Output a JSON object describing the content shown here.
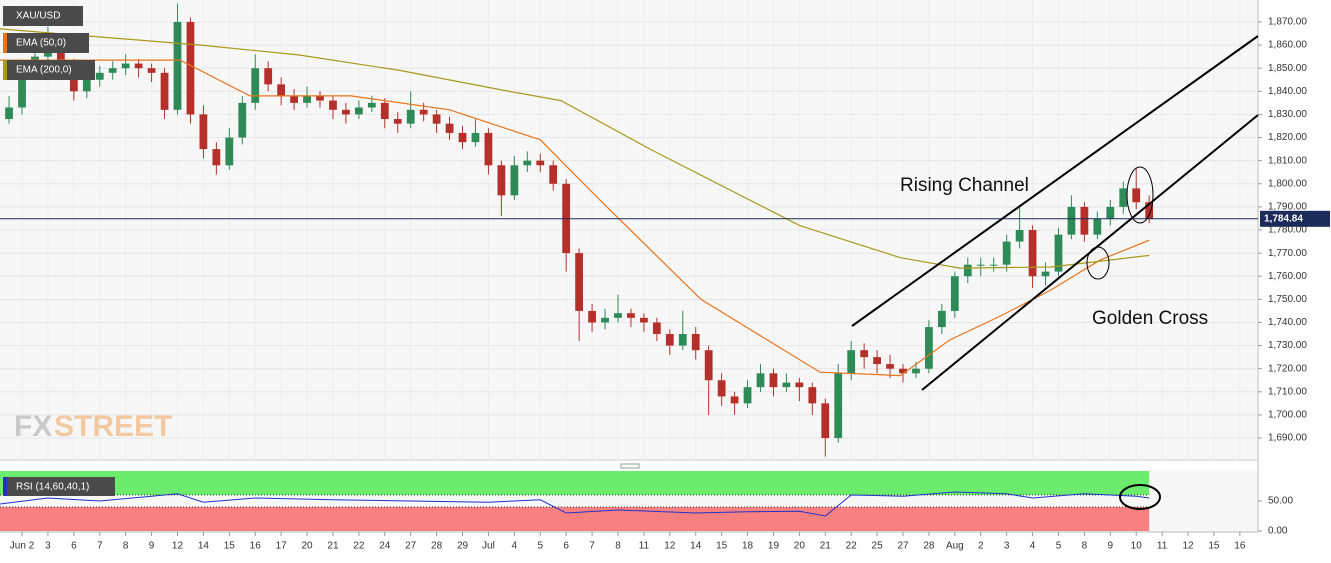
{
  "chart_data": {
    "type": "candlestick",
    "symbol": "XAU/USD",
    "up_color": "#2e8b57",
    "down_color": "#b5302a",
    "x": [
      -0.5,
      0,
      0.5,
      1,
      1.5,
      2,
      2.5,
      3,
      3.5,
      4,
      4.5,
      5,
      5.5,
      6,
      6.5,
      7,
      7.5,
      8,
      8.5,
      9,
      9.5,
      10,
      10.5,
      11,
      11.5,
      12,
      12.5,
      13,
      13.5,
      14,
      14.5,
      15,
      15.5,
      16,
      16.5,
      17,
      17.5,
      18,
      18.5,
      19,
      19.5,
      20,
      20.5,
      21,
      21.5,
      22,
      22.5,
      23,
      23.5,
      24,
      24.5,
      25,
      25.5,
      26,
      26.5,
      27,
      27.5,
      28,
      28.5,
      29,
      29.5,
      30,
      30.5,
      31,
      31.5,
      32,
      32.5,
      33,
      33.5,
      34,
      34.5,
      35,
      35.5,
      36,
      36.5,
      37,
      37.5,
      38,
      38.5,
      39,
      39.5,
      40,
      40.5,
      41,
      41.5,
      42,
      42.5,
      43,
      43.5
    ],
    "ohlc": [
      [
        1828,
        1838,
        1826,
        1833
      ],
      [
        1833,
        1851,
        1830,
        1848
      ],
      [
        1848,
        1858,
        1845,
        1855
      ],
      [
        1855,
        1868,
        1852,
        1860
      ],
      [
        1860,
        1863,
        1849,
        1852
      ],
      [
        1852,
        1854,
        1836,
        1840
      ],
      [
        1840,
        1848,
        1837,
        1845
      ],
      [
        1845,
        1851,
        1842,
        1848
      ],
      [
        1848,
        1853,
        1845,
        1850
      ],
      [
        1850,
        1856,
        1847,
        1852
      ],
      [
        1852,
        1854,
        1846,
        1850
      ],
      [
        1850,
        1852,
        1844,
        1848
      ],
      [
        1848,
        1850,
        1828,
        1832
      ],
      [
        1832,
        1878,
        1830,
        1870
      ],
      [
        1870,
        1872,
        1826,
        1830
      ],
      [
        1830,
        1834,
        1811,
        1815
      ],
      [
        1815,
        1818,
        1804,
        1808
      ],
      [
        1808,
        1824,
        1806,
        1820
      ],
      [
        1820,
        1838,
        1817,
        1835
      ],
      [
        1835,
        1856,
        1832,
        1850
      ],
      [
        1850,
        1853,
        1840,
        1843
      ],
      [
        1843,
        1846,
        1834,
        1838
      ],
      [
        1838,
        1841,
        1832,
        1835
      ],
      [
        1835,
        1842,
        1833,
        1838
      ],
      [
        1838,
        1840,
        1833,
        1836
      ],
      [
        1836,
        1838,
        1828,
        1832
      ],
      [
        1832,
        1835,
        1826,
        1830
      ],
      [
        1830,
        1836,
        1828,
        1833
      ],
      [
        1833,
        1838,
        1831,
        1835
      ],
      [
        1835,
        1837,
        1824,
        1828
      ],
      [
        1828,
        1831,
        1822,
        1826
      ],
      [
        1826,
        1840,
        1824,
        1832
      ],
      [
        1832,
        1835,
        1827,
        1830
      ],
      [
        1830,
        1832,
        1822,
        1826
      ],
      [
        1826,
        1829,
        1819,
        1822
      ],
      [
        1822,
        1825,
        1815,
        1818
      ],
      [
        1818,
        1828,
        1816,
        1822
      ],
      [
        1822,
        1824,
        1804,
        1808
      ],
      [
        1808,
        1810,
        1786,
        1795
      ],
      [
        1795,
        1812,
        1793,
        1808
      ],
      [
        1808,
        1814,
        1805,
        1810
      ],
      [
        1810,
        1813,
        1805,
        1808
      ],
      [
        1808,
        1810,
        1797,
        1800
      ],
      [
        1800,
        1802,
        1762,
        1770
      ],
      [
        1770,
        1772,
        1732,
        1745
      ],
      [
        1745,
        1748,
        1736,
        1740
      ],
      [
        1740,
        1746,
        1737,
        1742
      ],
      [
        1742,
        1752,
        1740,
        1744
      ],
      [
        1744,
        1746,
        1738,
        1742
      ],
      [
        1742,
        1744,
        1736,
        1740
      ],
      [
        1740,
        1742,
        1732,
        1735
      ],
      [
        1735,
        1737,
        1726,
        1730
      ],
      [
        1730,
        1745,
        1728,
        1735
      ],
      [
        1735,
        1738,
        1724,
        1728
      ],
      [
        1728,
        1730,
        1700,
        1715
      ],
      [
        1715,
        1718,
        1704,
        1708
      ],
      [
        1708,
        1710,
        1700,
        1705
      ],
      [
        1705,
        1715,
        1703,
        1712
      ],
      [
        1712,
        1722,
        1710,
        1718
      ],
      [
        1718,
        1720,
        1708,
        1712
      ],
      [
        1712,
        1718,
        1710,
        1714
      ],
      [
        1714,
        1716,
        1706,
        1712
      ],
      [
        1712,
        1714,
        1700,
        1705
      ],
      [
        1705,
        1707,
        1682,
        1690
      ],
      [
        1690,
        1722,
        1688,
        1718
      ],
      [
        1718,
        1732,
        1715,
        1728
      ],
      [
        1728,
        1731,
        1720,
        1725
      ],
      [
        1725,
        1728,
        1718,
        1722
      ],
      [
        1722,
        1726,
        1716,
        1720
      ],
      [
        1720,
        1722,
        1714,
        1718
      ],
      [
        1718,
        1723,
        1716,
        1720
      ],
      [
        1720,
        1741,
        1718,
        1738
      ],
      [
        1738,
        1748,
        1735,
        1745
      ],
      [
        1745,
        1762,
        1742,
        1760
      ],
      [
        1760,
        1768,
        1757,
        1765
      ],
      [
        1765,
        1768,
        1760,
        1765
      ],
      [
        1765,
        1768,
        1762,
        1765
      ],
      [
        1765,
        1778,
        1762,
        1775
      ],
      [
        1775,
        1790,
        1772,
        1780
      ],
      [
        1780,
        1782,
        1755,
        1760
      ],
      [
        1760,
        1766,
        1756,
        1762
      ],
      [
        1762,
        1781,
        1760,
        1778
      ],
      [
        1778,
        1795,
        1776,
        1790
      ],
      [
        1790,
        1792,
        1775,
        1778
      ],
      [
        1778,
        1788,
        1776,
        1785
      ],
      [
        1785,
        1793,
        1782,
        1790
      ],
      [
        1790,
        1801,
        1787,
        1798
      ],
      [
        1798,
        1807,
        1789,
        1792
      ],
      [
        1792,
        1795,
        1783,
        1785
      ]
    ],
    "xlim": [
      -0.85,
      47.7
    ],
    "xticks": [
      {
        "value": 0,
        "label": "Jun 2"
      },
      {
        "value": 1,
        "label": "3"
      },
      {
        "value": 2,
        "label": "6"
      },
      {
        "value": 3,
        "label": "7"
      },
      {
        "value": 4,
        "label": "8"
      },
      {
        "value": 5,
        "label": "9"
      },
      {
        "value": 6,
        "label": "12"
      },
      {
        "value": 7,
        "label": "14"
      },
      {
        "value": 8,
        "label": "15"
      },
      {
        "value": 9,
        "label": "16"
      },
      {
        "value": 10,
        "label": "17"
      },
      {
        "value": 11,
        "label": "20"
      },
      {
        "value": 12,
        "label": "21"
      },
      {
        "value": 13,
        "label": "22"
      },
      {
        "value": 14,
        "label": "24"
      },
      {
        "value": 15,
        "label": "27"
      },
      {
        "value": 16,
        "label": "28"
      },
      {
        "value": 17,
        "label": "29"
      },
      {
        "value": 18,
        "label": "Jul"
      },
      {
        "value": 19,
        "label": "4"
      },
      {
        "value": 20,
        "label": "5"
      },
      {
        "value": 21,
        "label": "6"
      },
      {
        "value": 22,
        "label": "7"
      },
      {
        "value": 23,
        "label": "8"
      },
      {
        "value": 24,
        "label": "11"
      },
      {
        "value": 25,
        "label": "12"
      },
      {
        "value": 26,
        "label": "14"
      },
      {
        "value": 27,
        "label": "15"
      },
      {
        "value": 28,
        "label": "18"
      },
      {
        "value": 29,
        "label": "19"
      },
      {
        "value": 30,
        "label": "20"
      },
      {
        "value": 31,
        "label": "21"
      },
      {
        "value": 32,
        "label": "22"
      },
      {
        "value": 33,
        "label": "25"
      },
      {
        "value": 34,
        "label": "27"
      },
      {
        "value": 35,
        "label": "28"
      },
      {
        "value": 36,
        "label": "Aug"
      },
      {
        "value": 37,
        "label": "2"
      },
      {
        "value": 38,
        "label": "3"
      },
      {
        "value": 39,
        "label": "4"
      },
      {
        "value": 40,
        "label": "5"
      },
      {
        "value": 41,
        "label": "8"
      },
      {
        "value": 42,
        "label": "9"
      },
      {
        "value": 43,
        "label": "10"
      },
      {
        "value": 44,
        "label": "11"
      },
      {
        "value": 45,
        "label": "12"
      },
      {
        "value": 46,
        "label": "15"
      },
      {
        "value": 47,
        "label": "16"
      }
    ],
    "ylim": [
      1680.5,
      1879.5
    ],
    "yticks": [
      {
        "value": 1690,
        "label": "1,690.00"
      },
      {
        "value": 1700,
        "label": "1,700.00"
      },
      {
        "value": 1710,
        "label": "1,710.00"
      },
      {
        "value": 1720,
        "label": "1,720.00"
      },
      {
        "value": 1730,
        "label": "1,730.00"
      },
      {
        "value": 1740,
        "label": "1,740.00"
      },
      {
        "value": 1750,
        "label": "1,750.00"
      },
      {
        "value": 1760,
        "label": "1,760.00"
      },
      {
        "value": 1770,
        "label": "1,770.00"
      },
      {
        "value": 1780,
        "label": "1,780.00"
      },
      {
        "value": 1790,
        "label": "1,790.00"
      },
      {
        "value": 1800,
        "label": "1,800.00"
      },
      {
        "value": 1810,
        "label": "1,810.00"
      },
      {
        "value": 1820,
        "label": "1,820.00"
      },
      {
        "value": 1830,
        "label": "1,830.00"
      },
      {
        "value": 1840,
        "label": "1,840.00"
      },
      {
        "value": 1850,
        "label": "1,850.00"
      },
      {
        "value": 1860,
        "label": "1,860.00"
      },
      {
        "value": 1870,
        "label": "1,870.00"
      }
    ],
    "grid": true,
    "last_price": {
      "value": 1784.84,
      "label": "1,784.84"
    },
    "last_price_color": "#1c2b5a",
    "overlays": [
      {
        "name": "EMA (50,0)",
        "color": "#e8731a",
        "x": [
          -0.85,
          6.1,
          8.8,
          12.7,
          16.5,
          20,
          22.3,
          26.2,
          30.8,
          33.9,
          35.8,
          37.8,
          39.7,
          41.6,
          43.5
        ],
        "values": [
          1853.5,
          1853.5,
          1838,
          1838,
          1832,
          1819,
          1793,
          1750,
          1718.5,
          1717,
          1732.4,
          1743,
          1754,
          1767,
          1775.6
        ]
      },
      {
        "name": "EMA (200,0)",
        "color": "#a8991e",
        "x": [
          -0.85,
          6.9,
          10.7,
          14.6,
          18.5,
          20.8,
          24.3,
          30,
          33.9,
          36.2,
          39.7,
          43.5
        ],
        "values": [
          1867,
          1860,
          1855.7,
          1849,
          1840.6,
          1836,
          1814.6,
          1782,
          1768,
          1763.5,
          1764,
          1769
        ]
      }
    ],
    "annotations": [
      "Rising Channel",
      "Golden Cross"
    ],
    "watermark": [
      "FX",
      "STREET"
    ],
    "rsi": {
      "name": "RSI (14,60,40,1)",
      "color": "#2233cc",
      "upper": 60,
      "lower": 40,
      "upper_color": "#6cec6c",
      "lower_color": "#f78080",
      "ylim": [
        0,
        100
      ],
      "yticks": [
        {
          "value": 50,
          "label": "50.00"
        },
        {
          "value": 0,
          "label": "0.00"
        }
      ],
      "x": [
        -0.85,
        1,
        3,
        5,
        6,
        7,
        9,
        12,
        15,
        18,
        20,
        21,
        23,
        26,
        28,
        30,
        31,
        32,
        34,
        36,
        38,
        39,
        41,
        43,
        43.5
      ],
      "values": [
        45,
        55,
        50,
        58,
        62,
        48,
        55,
        52,
        50,
        48,
        52,
        30,
        35,
        30,
        32,
        33,
        25,
        60,
        58,
        65,
        62,
        55,
        62,
        58,
        55
      ]
    }
  }
}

════════════════════

**Stated task**
Copy each line of the data above that holds "name".

**Solution to this problem**
        "name": "EMA (50,0)",
        "name": "EMA (200,0)",
      "name": "RSI (14,60,40,1)",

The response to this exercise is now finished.